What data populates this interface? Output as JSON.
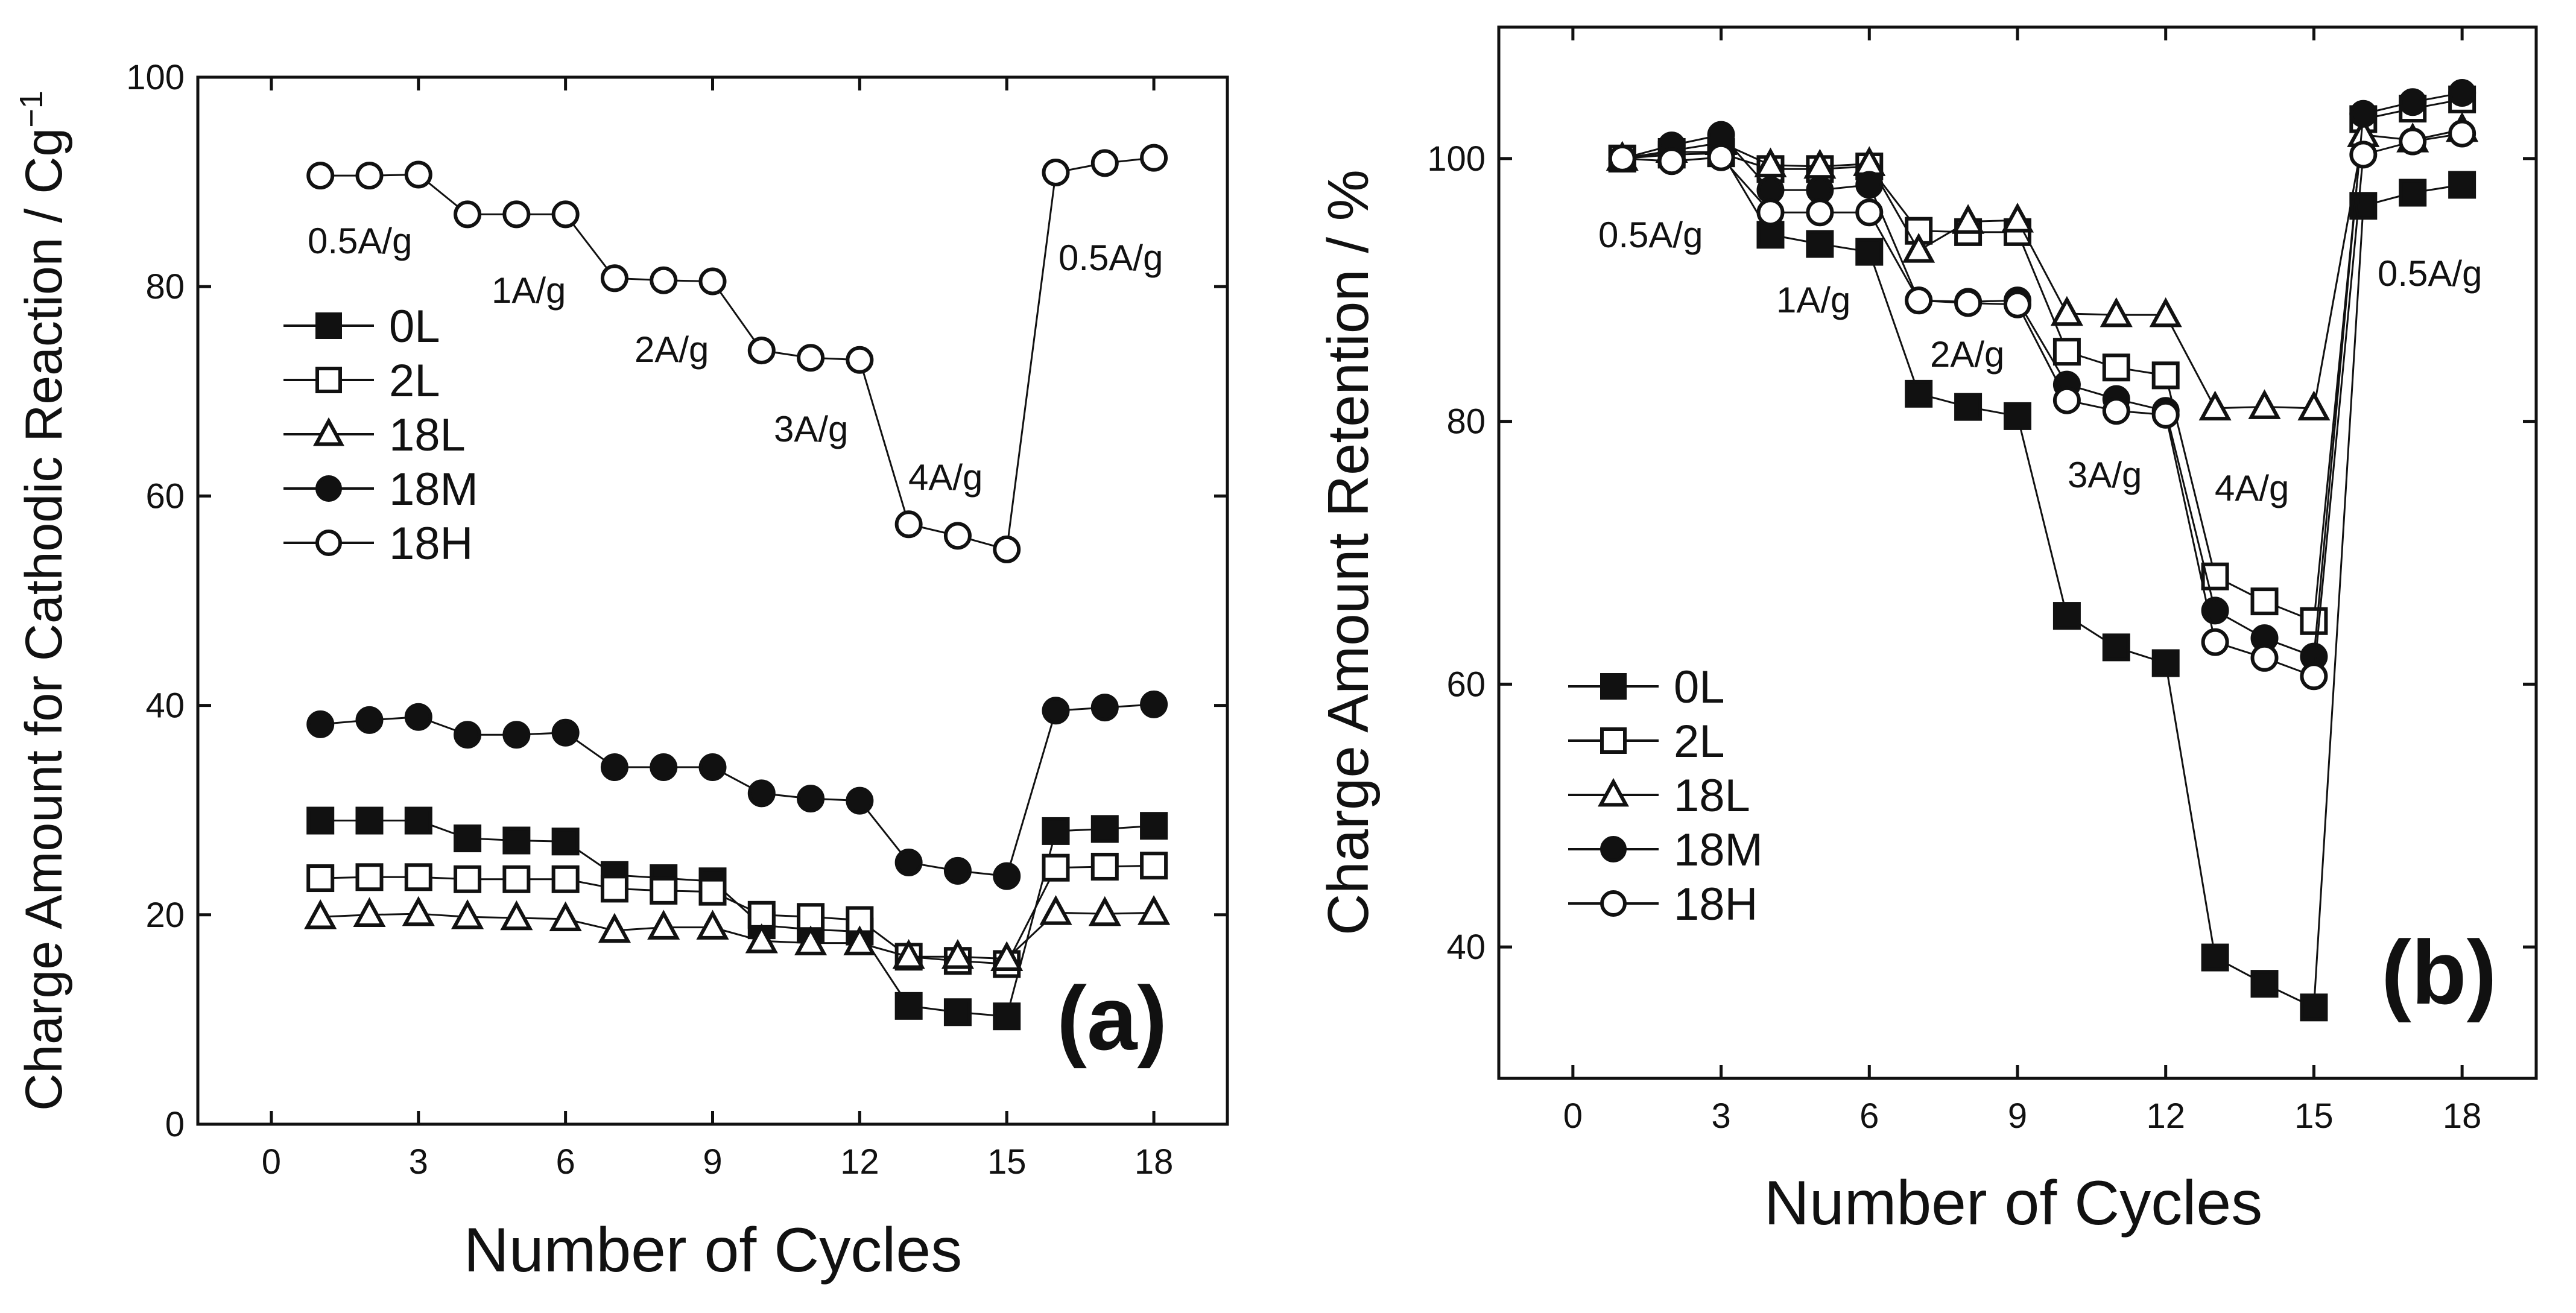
{
  "chart_data": [
    {
      "type": "line",
      "panel_label": "(a)",
      "xlabel": "Number of Cycles",
      "ylabel": "Charge Amount for Cathodic Reaction / Cg",
      "ylabel_sup": "−1",
      "xlim": [
        -1.5,
        19.5
      ],
      "ylim": [
        0,
        100
      ],
      "xticks": [
        0,
        3,
        6,
        9,
        12,
        15,
        18
      ],
      "yticks": [
        0,
        20,
        40,
        60,
        80,
        100
      ],
      "x": [
        1,
        2,
        3,
        4,
        5,
        6,
        7,
        8,
        9,
        10,
        11,
        12,
        13,
        14,
        15,
        16,
        17,
        18
      ],
      "series": [
        {
          "name": "0L",
          "marker": "square",
          "filled": true,
          "values": [
            29.0,
            29.0,
            29.0,
            27.3,
            27.1,
            27.0,
            23.8,
            23.5,
            23.2,
            19.0,
            18.6,
            18.4,
            11.3,
            10.7,
            10.3,
            28.0,
            28.2,
            28.5
          ]
        },
        {
          "name": "2L",
          "marker": "square",
          "filled": false,
          "values": [
            23.5,
            23.6,
            23.6,
            23.4,
            23.4,
            23.4,
            22.5,
            22.3,
            22.2,
            20.0,
            19.8,
            19.5,
            16.0,
            15.6,
            15.3,
            24.5,
            24.6,
            24.7
          ]
        },
        {
          "name": "18L",
          "marker": "triangle",
          "filled": false,
          "values": [
            19.8,
            20.0,
            20.1,
            19.8,
            19.7,
            19.6,
            18.5,
            18.8,
            18.8,
            17.5,
            17.3,
            17.3,
            16.0,
            16.0,
            15.8,
            20.2,
            20.1,
            20.2
          ]
        },
        {
          "name": "18M",
          "marker": "circle",
          "filled": true,
          "values": [
            38.2,
            38.6,
            38.9,
            37.2,
            37.2,
            37.4,
            34.1,
            34.1,
            34.1,
            31.6,
            31.1,
            30.9,
            25.0,
            24.2,
            23.7,
            39.5,
            39.8,
            40.1
          ]
        },
        {
          "name": "18H",
          "marker": "circle",
          "filled": false,
          "values": [
            90.6,
            90.6,
            90.7,
            86.9,
            86.9,
            86.9,
            80.8,
            80.6,
            80.5,
            73.9,
            73.2,
            73.0,
            57.3,
            56.2,
            54.9,
            90.9,
            91.8,
            92.3
          ]
        }
      ],
      "annotations": [
        "0.5A/g",
        "1A/g",
        "2A/g",
        "3A/g",
        "4A/g",
        "0.5A/g"
      ]
    },
    {
      "type": "line",
      "panel_label": "(b)",
      "xlabel": "Number of Cycles",
      "ylabel": "Charge Amount Retention / %",
      "xlim": [
        -1.5,
        19.5
      ],
      "ylim": [
        30,
        110
      ],
      "xticks": [
        0,
        3,
        6,
        9,
        12,
        15,
        18
      ],
      "yticks": [
        40,
        60,
        80,
        100
      ],
      "x": [
        1,
        2,
        3,
        4,
        5,
        6,
        7,
        8,
        9,
        10,
        11,
        12,
        13,
        14,
        15,
        16,
        17,
        18
      ],
      "series": [
        {
          "name": "0L",
          "marker": "square",
          "filled": true,
          "values": [
            100.0,
            100.5,
            100.5,
            94.2,
            93.5,
            92.9,
            82.1,
            81.1,
            80.4,
            65.2,
            62.8,
            61.6,
            39.2,
            37.2,
            35.4,
            96.4,
            97.4,
            98.0
          ]
        },
        {
          "name": "2L",
          "marker": "square",
          "filled": false,
          "values": [
            100.0,
            100.3,
            100.4,
            99.2,
            99.2,
            99.4,
            94.5,
            94.4,
            94.4,
            85.3,
            84.1,
            83.5,
            68.2,
            66.3,
            64.8,
            103.0,
            103.8,
            104.5
          ]
        },
        {
          "name": "18L",
          "marker": "triangle",
          "filled": false,
          "values": [
            100.0,
            100.6,
            101.2,
            99.5,
            99.4,
            99.6,
            93.0,
            95.2,
            95.3,
            88.2,
            88.1,
            88.1,
            81.0,
            81.1,
            81.0,
            101.8,
            101.4,
            102.2
          ]
        },
        {
          "name": "18M",
          "marker": "circle",
          "filled": true,
          "values": [
            100.0,
            101.0,
            101.8,
            97.6,
            97.6,
            98.0,
            89.2,
            89.1,
            89.2,
            82.8,
            81.7,
            80.8,
            65.6,
            63.5,
            62.1,
            103.4,
            104.3,
            105.0
          ]
        },
        {
          "name": "18H",
          "marker": "circle",
          "filled": false,
          "values": [
            100.0,
            99.8,
            100.1,
            95.9,
            95.9,
            95.9,
            89.2,
            89.0,
            88.9,
            81.6,
            80.8,
            80.5,
            63.2,
            62.0,
            60.6,
            100.3,
            101.3,
            101.9
          ]
        }
      ],
      "annotations": [
        "0.5A/g",
        "1A/g",
        "2A/g",
        "3A/g",
        "4A/g",
        "0.5A/g"
      ]
    }
  ]
}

------

Which lines above hold the word "Amount"? Copy each of them.

*Result of the task*.
      "ylabel": "Charge Amount for Cathodic Reaction / Cg",
      "ylabel": "Charge Amount Retention / %",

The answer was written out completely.